(DATA RECORDS):
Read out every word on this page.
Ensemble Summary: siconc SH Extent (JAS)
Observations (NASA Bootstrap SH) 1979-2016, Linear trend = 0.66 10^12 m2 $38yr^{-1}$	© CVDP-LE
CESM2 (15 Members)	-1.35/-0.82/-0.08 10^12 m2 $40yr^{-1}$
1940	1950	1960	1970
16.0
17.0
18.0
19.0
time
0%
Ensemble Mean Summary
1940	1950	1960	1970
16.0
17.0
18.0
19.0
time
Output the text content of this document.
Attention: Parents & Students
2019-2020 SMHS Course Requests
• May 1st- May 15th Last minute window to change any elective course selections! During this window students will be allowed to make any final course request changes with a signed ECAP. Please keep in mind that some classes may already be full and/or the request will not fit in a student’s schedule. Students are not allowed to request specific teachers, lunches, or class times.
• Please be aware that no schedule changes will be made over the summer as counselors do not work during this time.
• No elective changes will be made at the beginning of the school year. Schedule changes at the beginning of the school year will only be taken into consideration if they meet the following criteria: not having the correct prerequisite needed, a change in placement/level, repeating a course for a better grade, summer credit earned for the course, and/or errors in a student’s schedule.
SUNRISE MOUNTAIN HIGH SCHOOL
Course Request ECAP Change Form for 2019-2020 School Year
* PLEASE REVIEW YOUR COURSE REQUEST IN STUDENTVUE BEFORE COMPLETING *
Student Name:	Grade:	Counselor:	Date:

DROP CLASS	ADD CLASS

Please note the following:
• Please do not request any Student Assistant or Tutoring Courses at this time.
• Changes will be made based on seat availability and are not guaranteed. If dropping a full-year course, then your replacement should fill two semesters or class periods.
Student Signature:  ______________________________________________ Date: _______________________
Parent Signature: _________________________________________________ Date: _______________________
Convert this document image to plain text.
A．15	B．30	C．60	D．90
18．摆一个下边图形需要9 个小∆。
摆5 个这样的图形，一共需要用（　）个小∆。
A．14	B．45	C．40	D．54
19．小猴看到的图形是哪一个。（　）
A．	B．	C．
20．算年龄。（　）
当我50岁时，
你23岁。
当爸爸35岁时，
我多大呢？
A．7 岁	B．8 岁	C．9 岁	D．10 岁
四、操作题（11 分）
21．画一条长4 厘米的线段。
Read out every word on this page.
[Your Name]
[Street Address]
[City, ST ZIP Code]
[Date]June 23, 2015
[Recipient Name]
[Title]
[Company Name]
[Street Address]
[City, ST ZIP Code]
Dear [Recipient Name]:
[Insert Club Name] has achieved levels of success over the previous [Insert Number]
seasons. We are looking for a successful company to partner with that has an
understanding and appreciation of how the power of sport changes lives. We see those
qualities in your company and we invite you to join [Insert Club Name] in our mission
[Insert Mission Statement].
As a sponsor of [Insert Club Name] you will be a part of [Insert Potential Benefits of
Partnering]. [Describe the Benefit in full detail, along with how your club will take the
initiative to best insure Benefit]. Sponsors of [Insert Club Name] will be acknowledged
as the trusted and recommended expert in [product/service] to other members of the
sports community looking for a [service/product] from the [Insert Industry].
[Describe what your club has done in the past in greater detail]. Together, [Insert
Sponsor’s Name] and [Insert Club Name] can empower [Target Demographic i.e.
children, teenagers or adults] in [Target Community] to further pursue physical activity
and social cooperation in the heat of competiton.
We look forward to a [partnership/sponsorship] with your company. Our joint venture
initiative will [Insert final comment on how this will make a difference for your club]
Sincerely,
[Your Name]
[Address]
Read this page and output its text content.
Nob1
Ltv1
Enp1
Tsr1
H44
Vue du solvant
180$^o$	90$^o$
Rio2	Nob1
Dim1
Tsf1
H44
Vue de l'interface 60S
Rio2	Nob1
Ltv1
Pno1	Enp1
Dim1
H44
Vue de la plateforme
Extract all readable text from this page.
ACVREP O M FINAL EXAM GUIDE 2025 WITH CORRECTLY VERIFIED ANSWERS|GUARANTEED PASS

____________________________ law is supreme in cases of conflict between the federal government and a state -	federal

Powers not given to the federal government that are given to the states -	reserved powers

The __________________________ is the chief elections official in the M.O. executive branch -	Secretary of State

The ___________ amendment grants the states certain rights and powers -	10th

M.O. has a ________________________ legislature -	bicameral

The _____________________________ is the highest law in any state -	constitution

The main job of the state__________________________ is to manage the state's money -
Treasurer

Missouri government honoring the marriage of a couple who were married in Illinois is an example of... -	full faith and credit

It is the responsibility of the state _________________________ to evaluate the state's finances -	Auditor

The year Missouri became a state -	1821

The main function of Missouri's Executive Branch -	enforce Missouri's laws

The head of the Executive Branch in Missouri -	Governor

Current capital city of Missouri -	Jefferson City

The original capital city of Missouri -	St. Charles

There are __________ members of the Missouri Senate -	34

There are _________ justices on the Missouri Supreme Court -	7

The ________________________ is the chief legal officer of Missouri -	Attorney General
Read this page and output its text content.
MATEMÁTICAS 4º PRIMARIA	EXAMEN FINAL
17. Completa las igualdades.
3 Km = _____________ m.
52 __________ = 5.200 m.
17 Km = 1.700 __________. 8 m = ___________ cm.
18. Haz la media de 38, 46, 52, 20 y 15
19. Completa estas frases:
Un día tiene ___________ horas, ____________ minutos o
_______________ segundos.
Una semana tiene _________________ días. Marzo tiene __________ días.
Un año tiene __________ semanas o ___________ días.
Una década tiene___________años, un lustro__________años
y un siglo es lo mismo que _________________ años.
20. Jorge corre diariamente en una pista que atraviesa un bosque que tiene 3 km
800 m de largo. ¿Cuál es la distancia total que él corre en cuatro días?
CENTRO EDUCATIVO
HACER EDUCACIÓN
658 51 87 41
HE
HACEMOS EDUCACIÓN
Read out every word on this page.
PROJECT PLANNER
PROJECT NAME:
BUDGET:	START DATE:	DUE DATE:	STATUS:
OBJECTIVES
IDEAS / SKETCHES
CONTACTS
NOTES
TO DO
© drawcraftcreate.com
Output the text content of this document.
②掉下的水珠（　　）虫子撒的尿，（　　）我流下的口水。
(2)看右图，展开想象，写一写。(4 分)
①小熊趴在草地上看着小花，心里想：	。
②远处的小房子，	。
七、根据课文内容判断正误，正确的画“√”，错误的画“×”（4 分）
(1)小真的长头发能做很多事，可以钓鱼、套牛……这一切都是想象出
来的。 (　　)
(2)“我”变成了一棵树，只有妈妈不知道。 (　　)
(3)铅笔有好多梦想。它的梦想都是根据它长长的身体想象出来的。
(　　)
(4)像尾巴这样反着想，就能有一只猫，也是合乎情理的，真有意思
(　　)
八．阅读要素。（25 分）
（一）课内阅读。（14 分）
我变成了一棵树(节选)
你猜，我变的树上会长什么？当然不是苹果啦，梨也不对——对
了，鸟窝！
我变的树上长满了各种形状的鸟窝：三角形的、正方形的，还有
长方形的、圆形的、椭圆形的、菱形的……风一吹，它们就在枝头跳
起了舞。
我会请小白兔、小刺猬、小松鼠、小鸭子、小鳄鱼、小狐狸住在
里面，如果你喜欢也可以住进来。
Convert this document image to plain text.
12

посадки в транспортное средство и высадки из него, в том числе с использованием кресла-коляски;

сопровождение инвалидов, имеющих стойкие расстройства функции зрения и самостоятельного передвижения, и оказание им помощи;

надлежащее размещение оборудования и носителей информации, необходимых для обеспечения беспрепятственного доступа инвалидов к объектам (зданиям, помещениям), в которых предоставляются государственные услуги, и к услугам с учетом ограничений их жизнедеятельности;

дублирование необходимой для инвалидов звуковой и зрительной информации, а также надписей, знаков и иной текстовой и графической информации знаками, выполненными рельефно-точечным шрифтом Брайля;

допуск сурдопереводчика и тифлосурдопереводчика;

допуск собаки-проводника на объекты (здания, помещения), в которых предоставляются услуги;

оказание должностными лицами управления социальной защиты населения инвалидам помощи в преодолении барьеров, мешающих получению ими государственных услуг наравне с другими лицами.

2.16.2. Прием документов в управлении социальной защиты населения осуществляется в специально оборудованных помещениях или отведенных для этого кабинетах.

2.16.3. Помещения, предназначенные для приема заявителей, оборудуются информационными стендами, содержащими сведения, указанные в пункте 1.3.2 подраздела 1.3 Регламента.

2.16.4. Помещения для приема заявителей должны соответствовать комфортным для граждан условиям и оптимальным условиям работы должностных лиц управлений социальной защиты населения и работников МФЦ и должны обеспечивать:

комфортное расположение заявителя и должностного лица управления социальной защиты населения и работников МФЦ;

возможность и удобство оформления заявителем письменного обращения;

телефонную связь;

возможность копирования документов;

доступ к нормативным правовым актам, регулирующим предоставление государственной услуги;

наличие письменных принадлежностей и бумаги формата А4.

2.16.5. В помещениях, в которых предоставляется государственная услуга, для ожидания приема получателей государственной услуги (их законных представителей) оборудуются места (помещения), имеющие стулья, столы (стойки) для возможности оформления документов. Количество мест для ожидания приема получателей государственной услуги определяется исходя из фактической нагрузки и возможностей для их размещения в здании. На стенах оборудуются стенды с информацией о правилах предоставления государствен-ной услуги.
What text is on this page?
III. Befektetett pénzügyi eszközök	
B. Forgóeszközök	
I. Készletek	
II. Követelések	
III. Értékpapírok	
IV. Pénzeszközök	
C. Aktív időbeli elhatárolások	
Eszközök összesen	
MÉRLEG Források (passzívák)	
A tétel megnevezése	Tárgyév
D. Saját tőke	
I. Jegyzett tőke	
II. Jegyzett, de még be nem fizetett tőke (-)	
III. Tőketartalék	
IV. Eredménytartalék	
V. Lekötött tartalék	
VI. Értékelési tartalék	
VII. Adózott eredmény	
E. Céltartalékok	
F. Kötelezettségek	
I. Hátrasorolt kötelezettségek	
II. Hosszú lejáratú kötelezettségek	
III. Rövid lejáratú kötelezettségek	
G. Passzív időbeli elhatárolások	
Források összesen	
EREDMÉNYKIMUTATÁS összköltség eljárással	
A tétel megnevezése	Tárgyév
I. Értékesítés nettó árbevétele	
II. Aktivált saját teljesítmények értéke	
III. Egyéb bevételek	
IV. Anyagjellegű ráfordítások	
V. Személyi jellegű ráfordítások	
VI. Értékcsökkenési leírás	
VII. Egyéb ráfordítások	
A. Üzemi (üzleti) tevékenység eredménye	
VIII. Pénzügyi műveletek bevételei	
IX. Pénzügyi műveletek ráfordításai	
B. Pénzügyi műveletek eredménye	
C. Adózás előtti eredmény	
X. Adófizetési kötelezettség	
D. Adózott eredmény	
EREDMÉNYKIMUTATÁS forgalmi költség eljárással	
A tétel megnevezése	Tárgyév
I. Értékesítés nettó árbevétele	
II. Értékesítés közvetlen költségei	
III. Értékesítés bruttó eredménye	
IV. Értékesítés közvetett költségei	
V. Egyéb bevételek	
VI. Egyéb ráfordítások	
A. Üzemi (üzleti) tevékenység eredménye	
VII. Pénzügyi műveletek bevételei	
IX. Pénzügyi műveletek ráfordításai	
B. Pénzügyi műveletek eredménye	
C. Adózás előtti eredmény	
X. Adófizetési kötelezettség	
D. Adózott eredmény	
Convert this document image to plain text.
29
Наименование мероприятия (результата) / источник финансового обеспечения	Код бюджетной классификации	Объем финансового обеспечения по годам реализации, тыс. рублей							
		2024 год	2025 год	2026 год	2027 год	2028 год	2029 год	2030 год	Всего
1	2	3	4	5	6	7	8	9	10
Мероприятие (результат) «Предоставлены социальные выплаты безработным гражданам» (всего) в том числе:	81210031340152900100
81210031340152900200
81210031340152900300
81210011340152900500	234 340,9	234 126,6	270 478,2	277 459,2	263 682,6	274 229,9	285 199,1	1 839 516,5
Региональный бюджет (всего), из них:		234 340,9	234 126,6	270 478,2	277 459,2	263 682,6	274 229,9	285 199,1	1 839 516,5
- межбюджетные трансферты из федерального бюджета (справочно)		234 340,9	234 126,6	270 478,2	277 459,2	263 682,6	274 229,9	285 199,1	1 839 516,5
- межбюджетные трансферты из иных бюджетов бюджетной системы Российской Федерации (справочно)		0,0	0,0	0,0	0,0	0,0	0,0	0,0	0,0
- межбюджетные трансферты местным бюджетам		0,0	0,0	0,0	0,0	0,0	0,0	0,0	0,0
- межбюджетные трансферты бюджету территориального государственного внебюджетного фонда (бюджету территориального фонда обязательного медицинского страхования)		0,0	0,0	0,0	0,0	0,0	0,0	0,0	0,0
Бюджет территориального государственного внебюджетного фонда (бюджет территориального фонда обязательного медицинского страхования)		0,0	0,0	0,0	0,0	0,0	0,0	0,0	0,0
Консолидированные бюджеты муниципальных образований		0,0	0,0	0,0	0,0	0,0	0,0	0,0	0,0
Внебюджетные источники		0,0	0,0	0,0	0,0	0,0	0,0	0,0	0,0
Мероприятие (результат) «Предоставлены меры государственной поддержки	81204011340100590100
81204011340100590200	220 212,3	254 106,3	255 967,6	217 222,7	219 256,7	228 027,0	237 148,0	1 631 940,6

(WHAT TO DO): Using the listing above, return all lines where the word "возможность" occurs.

(SOLVED EXERCISE):
возможность и удобство оформления заявителем письменного обращения;
возможность копирования документов;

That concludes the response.